# [Written exercise]
Search the data below for "unit"; list each line that holds it.

Figure content listings
* * * * * * * * *

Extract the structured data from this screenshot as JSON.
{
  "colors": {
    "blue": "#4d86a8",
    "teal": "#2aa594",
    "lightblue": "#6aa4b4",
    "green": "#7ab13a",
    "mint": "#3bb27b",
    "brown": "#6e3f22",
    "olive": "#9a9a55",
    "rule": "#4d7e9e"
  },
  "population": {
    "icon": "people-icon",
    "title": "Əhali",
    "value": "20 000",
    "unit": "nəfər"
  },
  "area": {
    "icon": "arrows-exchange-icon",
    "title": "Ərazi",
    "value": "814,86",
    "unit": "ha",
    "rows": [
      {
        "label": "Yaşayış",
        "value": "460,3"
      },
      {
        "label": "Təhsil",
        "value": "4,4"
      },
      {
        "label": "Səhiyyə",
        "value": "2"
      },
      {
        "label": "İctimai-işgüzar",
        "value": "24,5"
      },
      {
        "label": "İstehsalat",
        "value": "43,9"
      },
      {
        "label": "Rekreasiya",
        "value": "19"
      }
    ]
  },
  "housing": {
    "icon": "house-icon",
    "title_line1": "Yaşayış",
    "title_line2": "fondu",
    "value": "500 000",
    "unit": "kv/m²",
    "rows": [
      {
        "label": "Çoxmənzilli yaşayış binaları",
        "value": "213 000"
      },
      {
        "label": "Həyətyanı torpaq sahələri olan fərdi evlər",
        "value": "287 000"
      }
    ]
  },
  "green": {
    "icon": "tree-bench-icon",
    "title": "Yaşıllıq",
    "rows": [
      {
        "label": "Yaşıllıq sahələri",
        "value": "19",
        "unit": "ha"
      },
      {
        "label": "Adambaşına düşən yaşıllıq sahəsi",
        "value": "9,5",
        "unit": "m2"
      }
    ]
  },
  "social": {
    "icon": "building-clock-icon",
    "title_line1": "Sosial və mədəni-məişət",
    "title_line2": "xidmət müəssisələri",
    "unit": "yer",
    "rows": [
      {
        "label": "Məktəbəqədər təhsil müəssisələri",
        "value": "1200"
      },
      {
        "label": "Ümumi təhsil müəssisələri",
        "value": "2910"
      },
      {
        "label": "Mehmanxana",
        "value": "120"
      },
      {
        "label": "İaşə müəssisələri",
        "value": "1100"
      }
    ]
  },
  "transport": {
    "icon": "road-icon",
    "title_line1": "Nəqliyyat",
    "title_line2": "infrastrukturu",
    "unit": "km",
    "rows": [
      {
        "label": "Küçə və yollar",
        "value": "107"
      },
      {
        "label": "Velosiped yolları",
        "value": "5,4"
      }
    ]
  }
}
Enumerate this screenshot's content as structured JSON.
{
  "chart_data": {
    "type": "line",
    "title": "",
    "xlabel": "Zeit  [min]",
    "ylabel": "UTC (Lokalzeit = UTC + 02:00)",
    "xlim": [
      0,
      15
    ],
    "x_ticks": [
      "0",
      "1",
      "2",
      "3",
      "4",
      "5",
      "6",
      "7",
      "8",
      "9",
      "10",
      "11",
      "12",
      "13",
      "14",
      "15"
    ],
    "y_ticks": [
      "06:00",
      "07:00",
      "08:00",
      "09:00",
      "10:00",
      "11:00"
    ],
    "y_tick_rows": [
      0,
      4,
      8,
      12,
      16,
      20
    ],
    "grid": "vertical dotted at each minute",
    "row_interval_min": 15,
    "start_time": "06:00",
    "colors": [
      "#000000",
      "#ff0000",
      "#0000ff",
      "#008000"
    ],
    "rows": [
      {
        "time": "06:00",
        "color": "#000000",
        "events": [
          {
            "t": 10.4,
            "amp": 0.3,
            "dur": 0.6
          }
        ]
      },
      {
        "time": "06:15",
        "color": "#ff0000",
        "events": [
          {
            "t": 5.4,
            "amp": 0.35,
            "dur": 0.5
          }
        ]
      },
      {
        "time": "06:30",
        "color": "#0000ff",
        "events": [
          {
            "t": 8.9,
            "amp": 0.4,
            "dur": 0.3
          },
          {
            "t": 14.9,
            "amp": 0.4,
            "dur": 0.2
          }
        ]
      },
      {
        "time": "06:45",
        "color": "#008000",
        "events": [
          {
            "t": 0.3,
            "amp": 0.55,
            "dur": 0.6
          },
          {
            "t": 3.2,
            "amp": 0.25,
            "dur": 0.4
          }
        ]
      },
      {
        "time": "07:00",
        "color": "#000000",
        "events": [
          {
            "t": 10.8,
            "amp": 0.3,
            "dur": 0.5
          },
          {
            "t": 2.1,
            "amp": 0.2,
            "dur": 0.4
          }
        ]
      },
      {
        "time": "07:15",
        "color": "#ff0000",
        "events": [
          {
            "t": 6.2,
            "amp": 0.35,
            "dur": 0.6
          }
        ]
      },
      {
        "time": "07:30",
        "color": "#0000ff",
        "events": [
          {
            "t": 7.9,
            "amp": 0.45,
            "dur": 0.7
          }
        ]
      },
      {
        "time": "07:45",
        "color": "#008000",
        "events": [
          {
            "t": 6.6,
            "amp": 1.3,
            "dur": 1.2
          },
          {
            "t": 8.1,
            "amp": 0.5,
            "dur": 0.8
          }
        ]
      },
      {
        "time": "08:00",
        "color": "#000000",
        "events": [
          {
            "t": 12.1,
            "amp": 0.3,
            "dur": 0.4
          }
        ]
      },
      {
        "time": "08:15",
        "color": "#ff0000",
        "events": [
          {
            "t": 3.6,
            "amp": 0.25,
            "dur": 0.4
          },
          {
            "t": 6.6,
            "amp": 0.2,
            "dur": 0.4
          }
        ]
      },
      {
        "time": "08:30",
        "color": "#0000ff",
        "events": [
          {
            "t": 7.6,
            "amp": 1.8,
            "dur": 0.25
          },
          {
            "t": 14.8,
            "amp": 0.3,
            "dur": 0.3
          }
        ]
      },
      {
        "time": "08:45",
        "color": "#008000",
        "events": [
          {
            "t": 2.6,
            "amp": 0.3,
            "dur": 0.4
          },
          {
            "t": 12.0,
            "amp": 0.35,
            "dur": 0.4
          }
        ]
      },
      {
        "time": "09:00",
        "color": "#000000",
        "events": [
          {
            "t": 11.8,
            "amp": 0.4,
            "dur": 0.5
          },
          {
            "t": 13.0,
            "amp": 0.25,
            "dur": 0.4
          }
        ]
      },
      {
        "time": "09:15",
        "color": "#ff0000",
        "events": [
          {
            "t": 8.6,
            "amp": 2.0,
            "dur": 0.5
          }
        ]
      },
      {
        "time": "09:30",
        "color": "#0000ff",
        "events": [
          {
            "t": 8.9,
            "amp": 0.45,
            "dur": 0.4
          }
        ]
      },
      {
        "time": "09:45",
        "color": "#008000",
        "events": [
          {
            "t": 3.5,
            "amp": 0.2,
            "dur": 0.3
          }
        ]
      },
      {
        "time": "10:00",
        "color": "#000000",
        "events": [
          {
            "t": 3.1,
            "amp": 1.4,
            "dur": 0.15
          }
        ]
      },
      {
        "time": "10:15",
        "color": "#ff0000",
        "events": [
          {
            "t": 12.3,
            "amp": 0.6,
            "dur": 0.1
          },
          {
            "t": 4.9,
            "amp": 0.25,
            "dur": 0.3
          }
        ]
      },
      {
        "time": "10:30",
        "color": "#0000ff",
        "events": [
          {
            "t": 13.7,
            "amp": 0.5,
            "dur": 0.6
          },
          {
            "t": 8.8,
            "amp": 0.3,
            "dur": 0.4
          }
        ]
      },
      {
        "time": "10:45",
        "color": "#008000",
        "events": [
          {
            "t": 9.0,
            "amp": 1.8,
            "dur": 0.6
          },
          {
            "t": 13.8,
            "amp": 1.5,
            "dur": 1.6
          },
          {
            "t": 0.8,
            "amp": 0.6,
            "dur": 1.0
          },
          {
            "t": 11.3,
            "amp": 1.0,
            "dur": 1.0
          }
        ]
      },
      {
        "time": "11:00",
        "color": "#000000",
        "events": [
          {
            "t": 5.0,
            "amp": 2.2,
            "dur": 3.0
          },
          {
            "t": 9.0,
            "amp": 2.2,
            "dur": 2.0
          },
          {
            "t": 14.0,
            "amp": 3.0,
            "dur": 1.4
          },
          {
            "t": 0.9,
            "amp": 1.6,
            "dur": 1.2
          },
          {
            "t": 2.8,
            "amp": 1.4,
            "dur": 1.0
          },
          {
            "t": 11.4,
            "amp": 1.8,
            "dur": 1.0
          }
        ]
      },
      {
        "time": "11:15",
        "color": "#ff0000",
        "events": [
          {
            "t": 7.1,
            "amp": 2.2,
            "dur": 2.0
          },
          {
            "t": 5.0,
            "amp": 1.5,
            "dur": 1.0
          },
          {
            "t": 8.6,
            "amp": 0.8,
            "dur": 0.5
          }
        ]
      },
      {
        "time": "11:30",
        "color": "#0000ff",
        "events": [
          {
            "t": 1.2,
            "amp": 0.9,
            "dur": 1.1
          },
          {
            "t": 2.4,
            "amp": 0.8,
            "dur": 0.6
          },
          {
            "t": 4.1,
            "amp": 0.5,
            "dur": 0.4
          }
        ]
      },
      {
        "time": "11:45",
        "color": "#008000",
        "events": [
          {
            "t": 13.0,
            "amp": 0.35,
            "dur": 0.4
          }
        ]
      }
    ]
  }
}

* * * * * * * * *

# [Solved problem]
    "unit": "nəfər"
    "unit": "ha",
    "unit": "kv/m²",
        "unit": "ha"
        "unit": "m2"
    "unit": "yer",
    "unit": "km",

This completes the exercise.